Supplied data:
--- start ---

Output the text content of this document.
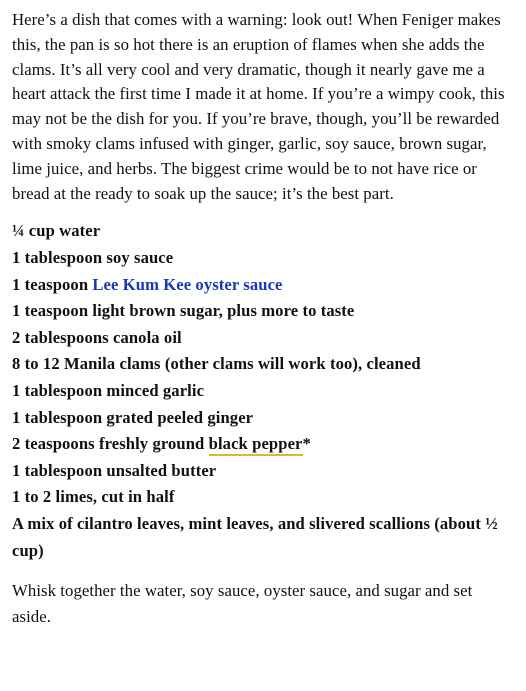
Here’s a dish that comes with a warning: look out! When Feniger makes this, the pan is so hot there is an eruption of flames when she adds the clams. It’s all very cool and very dramatic, though it nearly gave me a heart attack the first time I made it at home. If you’re a wimpy cook, this may not be the dish for you. If you’re brave, though, you’ll be rewarded with smoky clams infused with ginger, garlic, soy sauce, brown sugar, lime juice, and herbs. The biggest crime would be to not have rice or bread at the ready to soak up the sauce; it’s the best part.

¼ cup water
1 tablespoon soy sauce
1 teaspoon Lee Kum Kee oyster sauce
1 teaspoon light brown sugar, plus more to taste
2 tablespoons canola oil
8 to 12 Manila clams (other clams will work too), cleaned
1 tablespoon minced garlic
1 tablespoon grated peeled ginger
2 teaspoons freshly ground black pepper*
1 tablespoon unsalted butter
1 to 2 limes, cut in half
A mix of cilantro leaves, mint leaves, and slivered scallions (about ½ cup)

Whisk together the water, soy sauce, oyster sauce, and sugar and set aside.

--- end ---

Job:
Pick out every line holding the string "oyster" and return it.

Final result:
1 teaspoon Lee Kum Kee oyster sauce
Whisk together the water, soy sauce, oyster sauce, and sugar and set aside.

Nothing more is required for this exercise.